**CHALLENGE:** Select the lines that contain "text" and copy each of them.

= = = = = = =

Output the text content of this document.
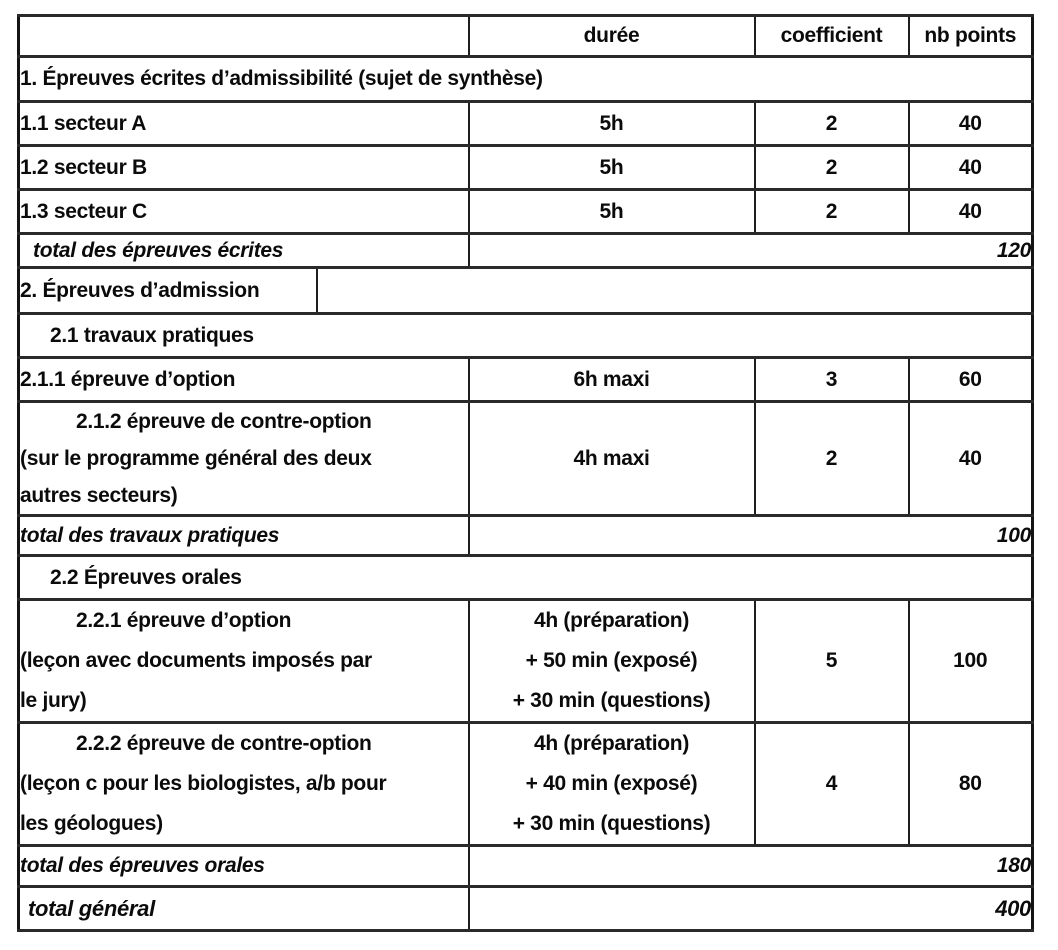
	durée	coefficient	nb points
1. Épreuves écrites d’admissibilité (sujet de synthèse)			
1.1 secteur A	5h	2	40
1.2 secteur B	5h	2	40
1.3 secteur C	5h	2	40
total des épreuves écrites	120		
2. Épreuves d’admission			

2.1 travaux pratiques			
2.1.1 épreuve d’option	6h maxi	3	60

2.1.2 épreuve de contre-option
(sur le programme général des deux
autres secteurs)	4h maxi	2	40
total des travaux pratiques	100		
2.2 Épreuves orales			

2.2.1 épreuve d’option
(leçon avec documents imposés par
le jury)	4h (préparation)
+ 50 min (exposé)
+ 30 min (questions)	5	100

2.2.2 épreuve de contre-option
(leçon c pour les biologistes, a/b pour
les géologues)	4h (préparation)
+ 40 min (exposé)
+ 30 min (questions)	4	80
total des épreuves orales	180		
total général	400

= = = = = = =

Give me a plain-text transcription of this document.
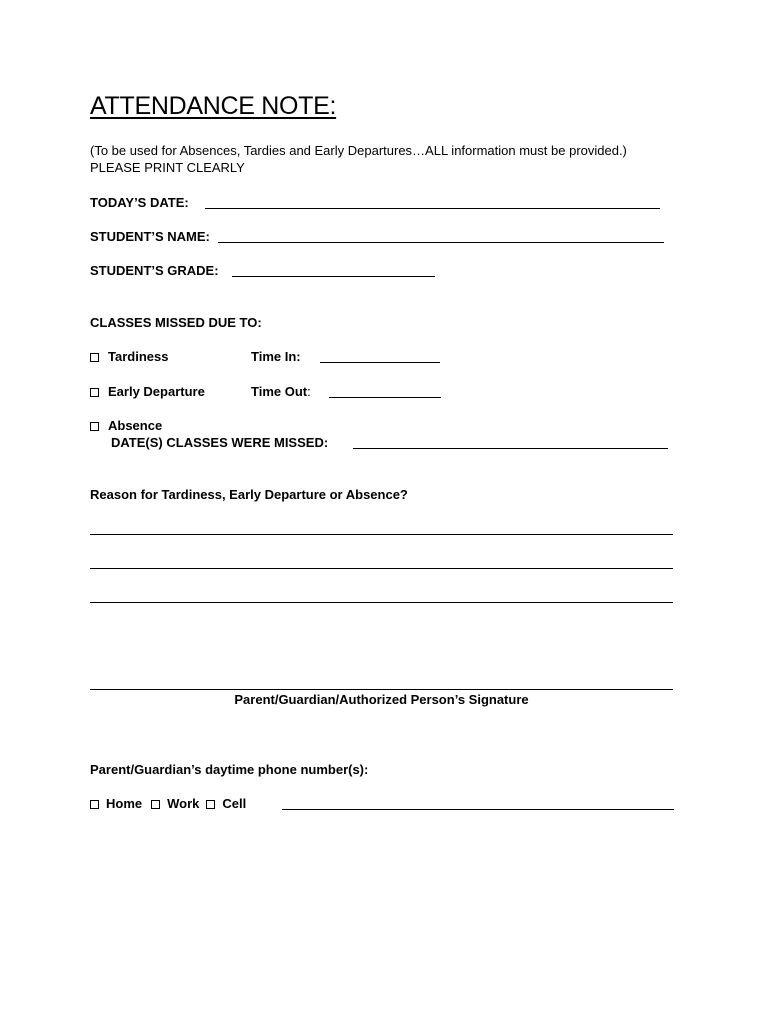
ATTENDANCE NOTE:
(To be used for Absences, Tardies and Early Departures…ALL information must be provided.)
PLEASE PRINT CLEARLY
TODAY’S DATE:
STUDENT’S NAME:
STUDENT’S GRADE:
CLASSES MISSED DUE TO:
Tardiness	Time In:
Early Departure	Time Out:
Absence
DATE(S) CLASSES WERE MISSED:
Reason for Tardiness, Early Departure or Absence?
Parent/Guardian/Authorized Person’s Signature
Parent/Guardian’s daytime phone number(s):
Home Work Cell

= = = = = = =

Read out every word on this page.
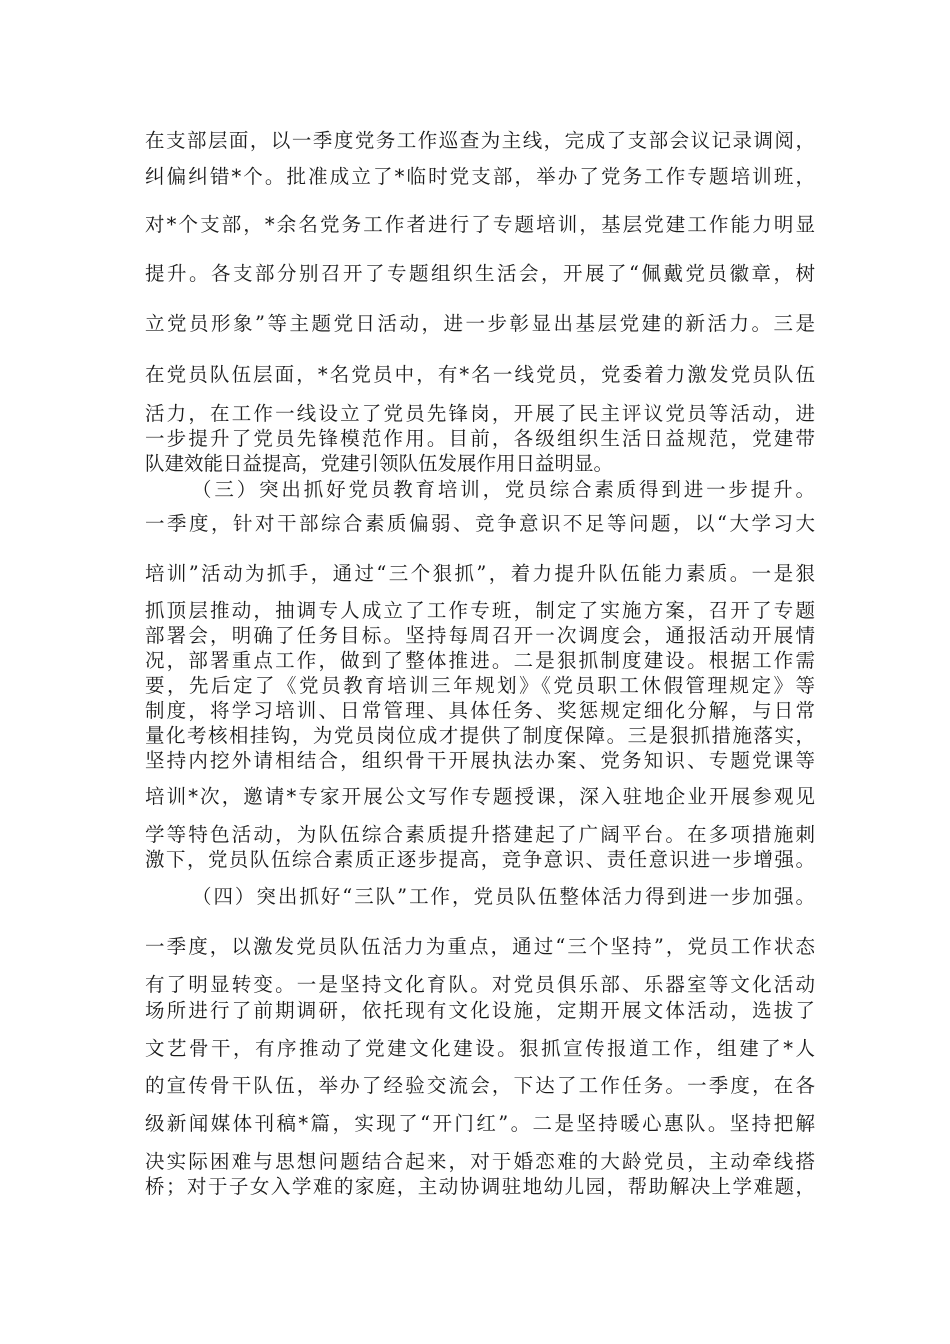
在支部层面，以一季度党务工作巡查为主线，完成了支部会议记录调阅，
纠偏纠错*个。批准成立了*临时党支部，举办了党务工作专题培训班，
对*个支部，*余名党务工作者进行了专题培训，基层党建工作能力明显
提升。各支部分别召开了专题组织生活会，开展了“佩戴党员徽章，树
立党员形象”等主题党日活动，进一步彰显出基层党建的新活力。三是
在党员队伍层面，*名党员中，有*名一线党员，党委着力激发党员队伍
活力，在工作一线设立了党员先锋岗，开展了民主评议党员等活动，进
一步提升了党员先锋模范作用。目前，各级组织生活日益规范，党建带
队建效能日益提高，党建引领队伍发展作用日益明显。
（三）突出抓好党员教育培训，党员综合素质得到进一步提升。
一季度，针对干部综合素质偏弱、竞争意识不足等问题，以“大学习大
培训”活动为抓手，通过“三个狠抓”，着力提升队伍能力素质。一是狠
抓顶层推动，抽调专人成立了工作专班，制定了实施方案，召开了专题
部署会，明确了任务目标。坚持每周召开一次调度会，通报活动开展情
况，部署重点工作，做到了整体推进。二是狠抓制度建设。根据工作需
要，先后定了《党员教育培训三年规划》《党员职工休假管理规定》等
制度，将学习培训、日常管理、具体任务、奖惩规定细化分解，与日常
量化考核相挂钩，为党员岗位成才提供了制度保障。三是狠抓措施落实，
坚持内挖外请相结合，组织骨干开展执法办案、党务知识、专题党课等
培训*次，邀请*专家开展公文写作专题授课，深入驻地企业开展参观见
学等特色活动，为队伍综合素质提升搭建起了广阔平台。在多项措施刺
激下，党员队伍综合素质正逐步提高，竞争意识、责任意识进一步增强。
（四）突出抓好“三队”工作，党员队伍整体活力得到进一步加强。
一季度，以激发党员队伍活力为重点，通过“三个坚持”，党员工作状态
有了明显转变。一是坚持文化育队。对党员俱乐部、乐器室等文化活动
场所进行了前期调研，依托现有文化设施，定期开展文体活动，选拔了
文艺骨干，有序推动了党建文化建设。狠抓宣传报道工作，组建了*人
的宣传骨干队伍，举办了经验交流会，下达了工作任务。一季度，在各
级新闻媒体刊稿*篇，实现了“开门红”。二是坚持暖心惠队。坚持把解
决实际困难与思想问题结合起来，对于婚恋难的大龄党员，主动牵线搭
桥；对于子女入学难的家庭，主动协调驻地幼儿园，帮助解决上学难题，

= = = = = = =

**OUTPUT OF THE TASK:**
Output the text content of this document.
Give me a plain-text transcription of this document.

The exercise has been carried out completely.